> **Figure collection entries**:

====

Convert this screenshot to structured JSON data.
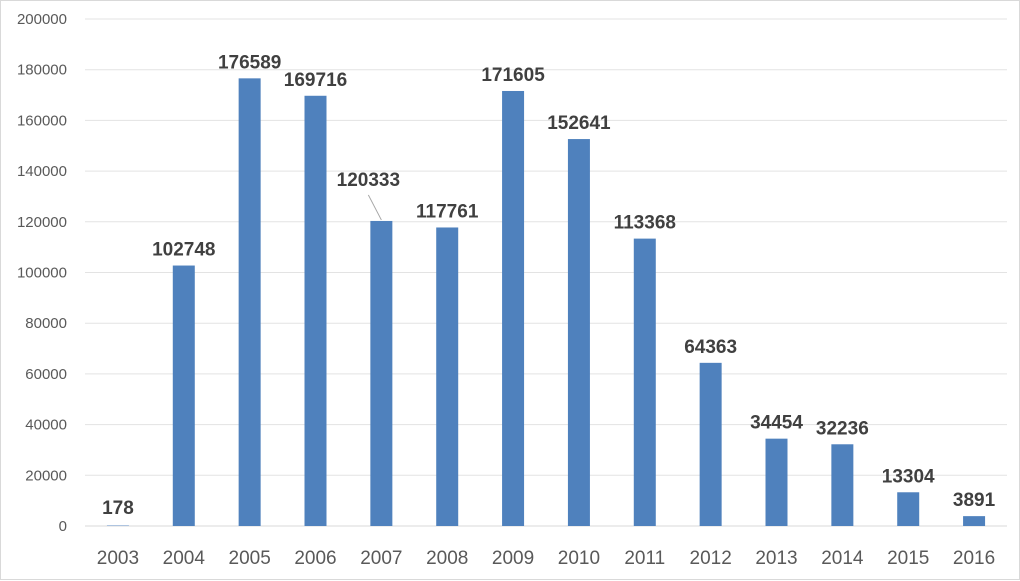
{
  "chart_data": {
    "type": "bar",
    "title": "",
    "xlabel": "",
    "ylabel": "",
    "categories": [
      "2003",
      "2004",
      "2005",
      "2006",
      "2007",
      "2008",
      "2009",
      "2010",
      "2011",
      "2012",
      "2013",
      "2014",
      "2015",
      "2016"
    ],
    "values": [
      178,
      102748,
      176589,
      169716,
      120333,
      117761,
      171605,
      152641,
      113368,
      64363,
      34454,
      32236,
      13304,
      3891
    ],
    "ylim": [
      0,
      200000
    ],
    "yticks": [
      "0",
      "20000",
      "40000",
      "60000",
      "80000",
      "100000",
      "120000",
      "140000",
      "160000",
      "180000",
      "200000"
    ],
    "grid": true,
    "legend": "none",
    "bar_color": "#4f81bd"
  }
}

====

> **Do this**:
Without the pictures, transcribe the listing above exactly.

> **Written solution**:
Convert this screenshot to structured JSON data.
{
  "chart_data": {
    "type": "bar",
    "title": "",
    "xlabel": "",
    "ylabel": "",
    "categories": [
      "2003",
      "2004",
      "2005",
      "2006",
      "2007",
      "2008",
      "2009",
      "2010",
      "2011",
      "2012",
      "2013",
      "2014",
      "2015",
      "2016"
    ],
    "values": [
      178,
      102748,
      176589,
      169716,
      120333,
      117761,
      171605,
      152641,
      113368,
      64363,
      34454,
      32236,
      13304,
      3891
    ],
    "ylim": [
      0,
      200000
    ],
    "yticks": [
      "0",
      "20000",
      "40000",
      "60000",
      "80000",
      "100000",
      "120000",
      "140000",
      "160000",
      "180000",
      "200000"
    ],
    "grid": true,
    "legend": "none",
    "bar_color": "#4f81bd"
  }
}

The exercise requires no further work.